### [Do this]
Look for "probably" in each line of the entries, and return the matching lines.

### [Records for this task]
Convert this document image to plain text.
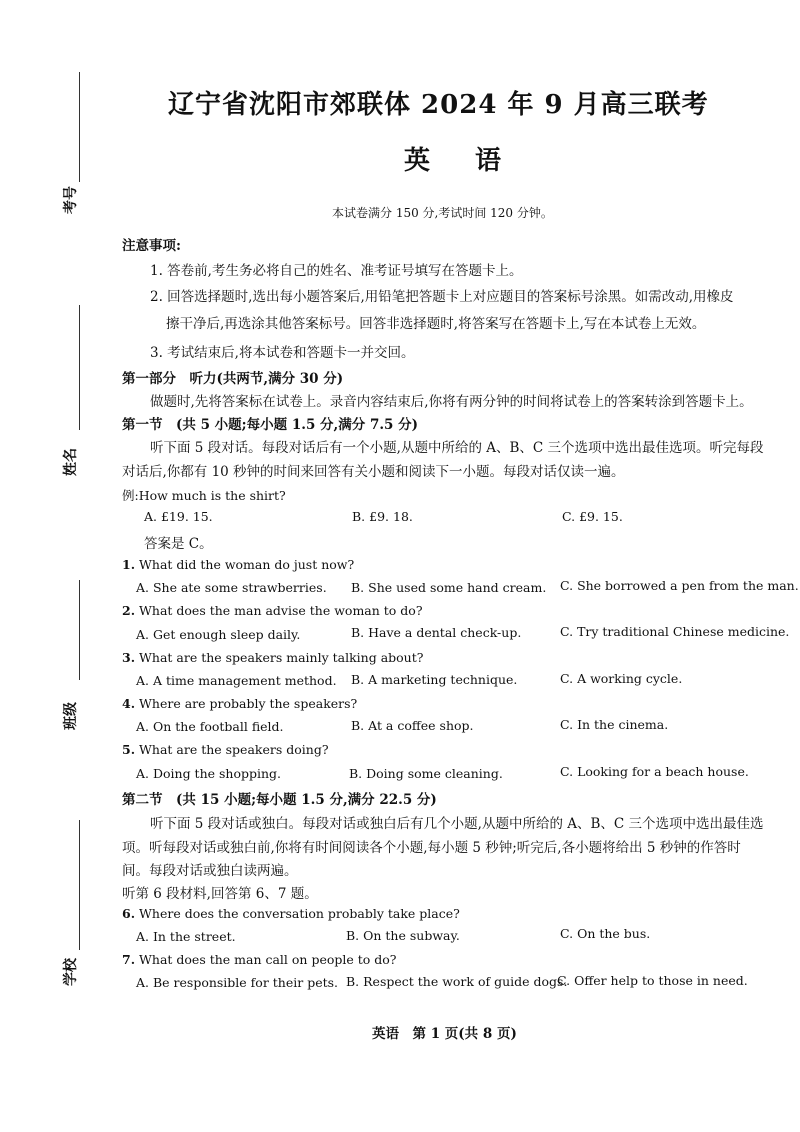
考号
姓名
班级
学校
辽宁省沈阳市郊联体 2024 年 9 月高三联考
英 语
本试卷满分 150 分,考试时间 120 分钟。
注意事项:
1. 答卷前,考生务必将自己的姓名、准考证号填写在答题卡上。
2. 回答选择题时,选出每小题答案后,用铅笔把答题卡上对应题目的答案标号涂黑。如需改动,用橡皮
擦干净后,再选涂其他答案标号。回答非选择题时,将答案写在答题卡上,写在本试卷上无效。
3. 考试结束后,将本试卷和答题卡一并交回。
第一部分　听力(共两节,满分 30 分)
做题时,先将答案标在试卷上。录音内容结束后,你将有两分钟的时间将试卷上的答案转涂到答题卡上。
第一节　(共 5 小题;每小题 1.5 分,满分 7.5 分)
听下面 5 段对话。每段对话后有一个小题,从题中所给的 A、B、C 三个选项中选出最佳选项。听完每段
对话后,你都有 10 秒钟的时间来回答有关小题和阅读下一小题。每段对话仅读一遍。
例:How much is the shirt?
A. £19. 15.	B. £9. 18.	C. £9. 15.
答案是 C。
1. What did the woman do just now?
A. She ate some strawberries. B. She used some hand cream. C. She borrowed a pen from the man.
2. What does the man advise the woman to do?
A. Get enough sleep daily.	B. Have a dental check-up.	C. Try traditional Chinese medicine.
3. What are the speakers mainly talking about?
A. A time management method. B. A marketing technique.	C. A working cycle.
4. Where are probably the speakers?
A. On the football field.	B. At a coffee shop.	C. In the cinema.
5. What are the speakers doing?
A. Doing the shopping.	B. Doing some cleaning.	C. Looking for a beach house.
第二节　(共 15 小题;每小题 1.5 分,满分 22.5 分)
听下面 5 段对话或独白。每段对话或独白后有几个小题,从题中所给的 A、B、C 三个选项中选出最佳选
项。听每段对话或独白前,你将有时间阅读各个小题,每小题 5 秒钟;听完后,各小题将给出 5 秒钟的作答时
间。每段对话或独白读两遍。
听第 6 段材料,回答第 6、7 题。
6. Where does the conversation probably take place?
A. In the street.	B. On the subway.	C. On the bus.
7. What does the man call on people to do?
A. Be responsible for their pets. B. Respect the work of guide dogs.
C. Offer help to those in need.
英语　第 1 页(共 8 页)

### [Complete answer]
4. Where are probably the speakers?
6. Where does the conversation probably take place?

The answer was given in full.